What you will do:
Can you write out all the lines word for word, with no pictures?

▼▼▼

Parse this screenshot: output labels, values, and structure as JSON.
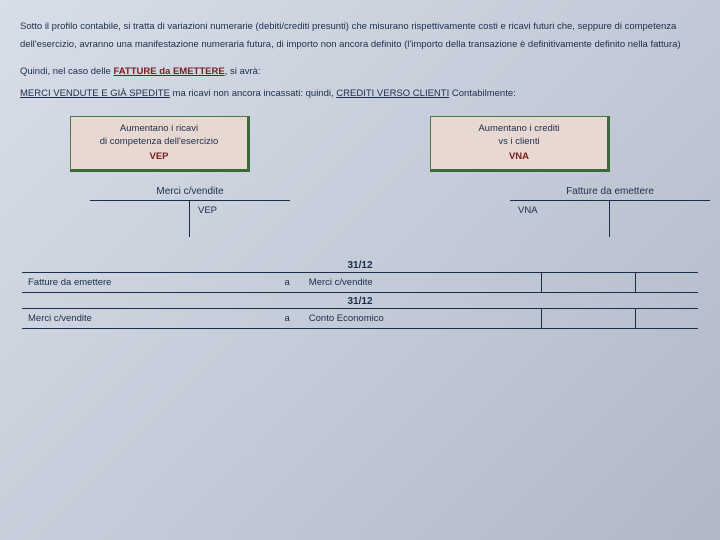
{
  "paragraph": "Sotto il profilo contabile, si tratta di variazioni numerarie (debiti/crediti presunti) che misurano rispettivamente costi e ricavi futuri che, seppure di competenza dell'esercizio, avranno una manifestazione numeraria futura, di importo non ancora definito (l'importo della transazione è definitivamente definito nella fattura)",
  "line2_pre": "Quindi, nel caso delle ",
  "line2_bold": "FATTURE da EMETTERE",
  "line2_post": ", si avrà:",
  "line3_a": "MERCI VENDUTE E GIÀ SPEDITE",
  "line3_b": " ma ricavi non ancora incassati: quindi, ",
  "line3_c": "CREDITI VERSO CLIENTI",
  "line3_d": " Contabilmente:",
  "box_left": {
    "l1": "Aumentano i ricavi",
    "l2": "di competenza dell'esercizio",
    "tag": "VEP",
    "bg": "#e8d8d2",
    "border": "#4a7a4a"
  },
  "box_right": {
    "l1": "Aumentano i crediti",
    "l2": "vs i clienti",
    "tag": "VNA",
    "bg": "#e8d8d2",
    "border": "#4a7a4a"
  },
  "tacc_left": {
    "title": "Merci c/vendite",
    "right": "VEP"
  },
  "tacc_right": {
    "title": "Fatture da emettere",
    "left": "VNA"
  },
  "journal": {
    "date": "31/12",
    "rows": [
      {
        "debit": "Fatture da emettere",
        "to": "a",
        "credit": "Merci c/vendite"
      },
      {
        "debit": "Merci c/vendite",
        "to": "a",
        "credit": "Conto Economico"
      }
    ]
  },
  "colors": {
    "text": "#1a2e4a",
    "accent": "#7a1c1c"
  }
}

▲▲▲

Exercise response:
Parse this screenshot: output labels, values, and structure as JSON.
{
  "paragraph": "Sotto il profilo contabile, si tratta di variazioni numerarie (debiti/crediti presunti) che misurano rispettivamente costi e ricavi futuri che, seppure di competenza dell'esercizio, avranno una manifestazione numeraria futura, di importo non ancora definito (l'importo della transazione è definitivamente definito nella fattura)",
  "line2_pre": "Quindi, nel caso delle ",
  "line2_bold": "FATTURE da EMETTERE",
  "line2_post": ", si avrà:",
  "line3_a": "MERCI VENDUTE E GIÀ SPEDITE",
  "line3_b": " ma ricavi non ancora incassati: quindi, ",
  "line3_c": "CREDITI VERSO CLIENTI",
  "line3_d": " Contabilmente:",
  "box_left": {
    "l1": "Aumentano i ricavi",
    "l2": "di competenza dell'esercizio",
    "tag": "VEP",
    "bg": "#e8d8d2",
    "border": "#4a7a4a"
  },
  "box_right": {
    "l1": "Aumentano i crediti",
    "l2": "vs i clienti",
    "tag": "VNA",
    "bg": "#e8d8d2",
    "border": "#4a7a4a"
  },
  "tacc_left": {
    "title": "Merci c/vendite",
    "right": "VEP"
  },
  "tacc_right": {
    "title": "Fatture da emettere",
    "left": "VNA"
  },
  "journal": {
    "date": "31/12",
    "rows": [
      {
        "debit": "Fatture da emettere",
        "to": "a",
        "credit": "Merci c/vendite"
      },
      {
        "debit": "Merci c/vendite",
        "to": "a",
        "credit": "Conto Economico"
      }
    ]
  },
  "colors": {
    "text": "#1a2e4a",
    "accent": "#7a1c1c"
  }
}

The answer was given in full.